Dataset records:
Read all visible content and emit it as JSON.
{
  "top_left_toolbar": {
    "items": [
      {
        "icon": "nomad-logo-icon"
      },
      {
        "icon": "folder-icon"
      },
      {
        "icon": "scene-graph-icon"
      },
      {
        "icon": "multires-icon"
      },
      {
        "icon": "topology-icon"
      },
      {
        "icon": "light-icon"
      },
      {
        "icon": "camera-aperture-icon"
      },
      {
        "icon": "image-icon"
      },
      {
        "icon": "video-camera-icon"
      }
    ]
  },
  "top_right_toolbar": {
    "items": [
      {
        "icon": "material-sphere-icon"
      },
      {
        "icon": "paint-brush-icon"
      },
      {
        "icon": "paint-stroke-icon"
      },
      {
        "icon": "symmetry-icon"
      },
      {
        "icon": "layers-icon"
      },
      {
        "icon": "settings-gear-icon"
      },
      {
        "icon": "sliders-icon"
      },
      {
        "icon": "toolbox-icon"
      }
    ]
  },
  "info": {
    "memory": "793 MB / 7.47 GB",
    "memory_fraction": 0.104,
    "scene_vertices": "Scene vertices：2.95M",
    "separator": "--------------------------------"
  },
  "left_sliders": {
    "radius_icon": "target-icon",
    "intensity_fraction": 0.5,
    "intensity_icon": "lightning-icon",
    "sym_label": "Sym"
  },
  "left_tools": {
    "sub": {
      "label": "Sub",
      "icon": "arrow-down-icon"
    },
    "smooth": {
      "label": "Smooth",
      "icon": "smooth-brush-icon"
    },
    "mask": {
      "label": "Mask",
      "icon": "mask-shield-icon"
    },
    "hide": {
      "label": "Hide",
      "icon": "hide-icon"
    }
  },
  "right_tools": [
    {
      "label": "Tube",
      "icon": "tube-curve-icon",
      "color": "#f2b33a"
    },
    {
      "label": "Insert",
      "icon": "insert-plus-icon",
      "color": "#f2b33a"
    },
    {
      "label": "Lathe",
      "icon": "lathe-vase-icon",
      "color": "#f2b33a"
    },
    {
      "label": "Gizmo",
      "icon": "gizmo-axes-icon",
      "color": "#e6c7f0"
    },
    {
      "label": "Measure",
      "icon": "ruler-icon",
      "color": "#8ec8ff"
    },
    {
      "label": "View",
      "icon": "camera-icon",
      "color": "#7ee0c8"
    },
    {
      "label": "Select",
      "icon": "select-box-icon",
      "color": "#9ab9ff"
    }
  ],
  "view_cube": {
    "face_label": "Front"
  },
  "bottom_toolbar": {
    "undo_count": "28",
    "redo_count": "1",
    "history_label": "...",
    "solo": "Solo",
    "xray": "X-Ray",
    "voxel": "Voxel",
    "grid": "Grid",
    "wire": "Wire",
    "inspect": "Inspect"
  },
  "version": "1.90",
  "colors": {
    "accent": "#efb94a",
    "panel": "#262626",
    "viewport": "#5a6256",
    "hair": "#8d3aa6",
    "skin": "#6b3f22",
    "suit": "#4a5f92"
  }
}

- PROBLEM DETAILS
Give the records above again, word for word.

- SOLUTION FOR THIS TASK
Read all visible content and emit it as JSON.
{
  "top_left_toolbar": {
    "items": [
      {
        "icon": "nomad-logo-icon"
      },
      {
        "icon": "folder-icon"
      },
      {
        "icon": "scene-graph-icon"
      },
      {
        "icon": "multires-icon"
      },
      {
        "icon": "topology-icon"
      },
      {
        "icon": "light-icon"
      },
      {
        "icon": "camera-aperture-icon"
      },
      {
        "icon": "image-icon"
      },
      {
        "icon": "video-camera-icon"
      }
    ]
  },
  "top_right_toolbar": {
    "items": [
      {
        "icon": "material-sphere-icon"
      },
      {
        "icon": "paint-brush-icon"
      },
      {
        "icon": "paint-stroke-icon"
      },
      {
        "icon": "symmetry-icon"
      },
      {
        "icon": "layers-icon"
      },
      {
        "icon": "settings-gear-icon"
      },
      {
        "icon": "sliders-icon"
      },
      {
        "icon": "toolbox-icon"
      }
    ]
  },
  "info": {
    "memory": "793 MB / 7.47 GB",
    "memory_fraction": 0.104,
    "scene_vertices": "Scene vertices：2.95M",
    "separator": "--------------------------------"
  },
  "left_sliders": {
    "radius_icon": "target-icon",
    "intensity_fraction": 0.5,
    "intensity_icon": "lightning-icon",
    "sym_label": "Sym"
  },
  "left_tools": {
    "sub": {
      "label": "Sub",
      "icon": "arrow-down-icon"
    },
    "smooth": {
      "label": "Smooth",
      "icon": "smooth-brush-icon"
    },
    "mask": {
      "label": "Mask",
      "icon": "mask-shield-icon"
    },
    "hide": {
      "label": "Hide",
      "icon": "hide-icon"
    }
  },
  "right_tools": [
    {
      "label": "Tube",
      "icon": "tube-curve-icon",
      "color": "#f2b33a"
    },
    {
      "label": "Insert",
      "icon": "insert-plus-icon",
      "color": "#f2b33a"
    },
    {
      "label": "Lathe",
      "icon": "lathe-vase-icon",
      "color": "#f2b33a"
    },
    {
      "label": "Gizmo",
      "icon": "gizmo-axes-icon",
      "color": "#e6c7f0"
    },
    {
      "label": "Measure",
      "icon": "ruler-icon",
      "color": "#8ec8ff"
    },
    {
      "label": "View",
      "icon": "camera-icon",
      "color": "#7ee0c8"
    },
    {
      "label": "Select",
      "icon": "select-box-icon",
      "color": "#9ab9ff"
    }
  ],
  "view_cube": {
    "face_label": "Front"
  },
  "bottom_toolbar": {
    "undo_count": "28",
    "redo_count": "1",
    "history_label": "...",
    "solo": "Solo",
    "xray": "X-Ray",
    "voxel": "Voxel",
    "grid": "Grid",
    "wire": "Wire",
    "inspect": "Inspect"
  },
  "version": "1.90",
  "colors": {
    "accent": "#efb94a",
    "panel": "#262626",
    "viewport": "#5a6256",
    "hair": "#8d3aa6",
    "skin": "#6b3f22",
    "suit": "#4a5f92"
  }
}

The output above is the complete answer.